Word for word, restate every line of the material.

■ **Dataset excerpt**
— START —
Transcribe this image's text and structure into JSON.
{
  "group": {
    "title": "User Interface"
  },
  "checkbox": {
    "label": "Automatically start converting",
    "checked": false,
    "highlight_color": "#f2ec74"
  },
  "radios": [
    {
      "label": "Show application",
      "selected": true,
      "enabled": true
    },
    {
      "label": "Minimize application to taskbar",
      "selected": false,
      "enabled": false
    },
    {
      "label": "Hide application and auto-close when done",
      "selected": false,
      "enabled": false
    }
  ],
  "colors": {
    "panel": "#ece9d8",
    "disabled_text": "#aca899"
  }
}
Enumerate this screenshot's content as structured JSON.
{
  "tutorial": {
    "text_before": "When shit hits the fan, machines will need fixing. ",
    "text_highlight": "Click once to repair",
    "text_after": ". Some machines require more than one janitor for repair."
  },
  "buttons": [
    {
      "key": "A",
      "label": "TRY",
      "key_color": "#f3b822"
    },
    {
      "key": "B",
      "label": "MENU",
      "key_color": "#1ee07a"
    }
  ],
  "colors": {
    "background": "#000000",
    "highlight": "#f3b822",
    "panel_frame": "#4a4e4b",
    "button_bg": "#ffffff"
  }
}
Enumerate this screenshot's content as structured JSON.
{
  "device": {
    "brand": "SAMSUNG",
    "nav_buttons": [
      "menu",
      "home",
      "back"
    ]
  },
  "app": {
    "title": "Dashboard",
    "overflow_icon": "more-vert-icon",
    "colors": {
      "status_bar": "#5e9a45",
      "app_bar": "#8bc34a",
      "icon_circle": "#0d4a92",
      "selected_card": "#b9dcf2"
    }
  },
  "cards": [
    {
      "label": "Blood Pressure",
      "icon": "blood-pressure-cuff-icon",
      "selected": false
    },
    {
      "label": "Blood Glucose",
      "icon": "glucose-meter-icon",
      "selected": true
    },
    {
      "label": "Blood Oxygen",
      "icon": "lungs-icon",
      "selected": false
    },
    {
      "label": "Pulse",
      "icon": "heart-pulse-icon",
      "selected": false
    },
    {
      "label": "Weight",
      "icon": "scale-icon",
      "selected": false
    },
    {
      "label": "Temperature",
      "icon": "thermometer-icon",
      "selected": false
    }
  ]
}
— END —
■ **TASK ANSWER**
Transcribe this image's text and structure into JSON.
{
  "group": {
    "title": "User Interface"
  },
  "checkbox": {
    "label": "Automatically start converting",
    "checked": false,
    "highlight_color": "#f2ec74"
  },
  "radios": [
    {
      "label": "Show application",
      "selected": true,
      "enabled": true
    },
    {
      "label": "Minimize application to taskbar",
      "selected": false,
      "enabled": false
    },
    {
      "label": "Hide application and auto-close when done",
      "selected": false,
      "enabled": false
    }
  ],
  "colors": {
    "panel": "#ece9d8",
    "disabled_text": "#aca899"
  }
}
Enumerate this screenshot's content as structured JSON.
{
  "tutorial": {
    "text_before": "When shit hits the fan, machines will need fixing. ",
    "text_highlight": "Click once to repair",
    "text_after": ". Some machines require more than one janitor for repair."
  },
  "buttons": [
    {
      "key": "A",
      "label": "TRY",
      "key_color": "#f3b822"
    },
    {
      "key": "B",
      "label": "MENU",
      "key_color": "#1ee07a"
    }
  ],
  "colors": {
    "background": "#000000",
    "highlight": "#f3b822",
    "panel_frame": "#4a4e4b",
    "button_bg": "#ffffff"
  }
}
Enumerate this screenshot's content as structured JSON.
{
  "device": {
    "brand": "SAMSUNG",
    "nav_buttons": [
      "menu",
      "home",
      "back"
    ]
  },
  "app": {
    "title": "Dashboard",
    "overflow_icon": "more-vert-icon",
    "colors": {
      "status_bar": "#5e9a45",
      "app_bar": "#8bc34a",
      "icon_circle": "#0d4a92",
      "selected_card": "#b9dcf2"
    }
  },
  "cards": [
    {
      "label": "Blood Pressure",
      "icon": "blood-pressure-cuff-icon",
      "selected": false
    },
    {
      "label": "Blood Glucose",
      "icon": "glucose-meter-icon",
      "selected": true
    },
    {
      "label": "Blood Oxygen",
      "icon": "lungs-icon",
      "selected": false
    },
    {
      "label": "Pulse",
      "icon": "heart-pulse-icon",
      "selected": false
    },
    {
      "label": "Weight",
      "icon": "scale-icon",
      "selected": false
    },
    {
      "label": "Temperature",
      "icon": "thermometer-icon",
      "selected": false
    }
  ]
}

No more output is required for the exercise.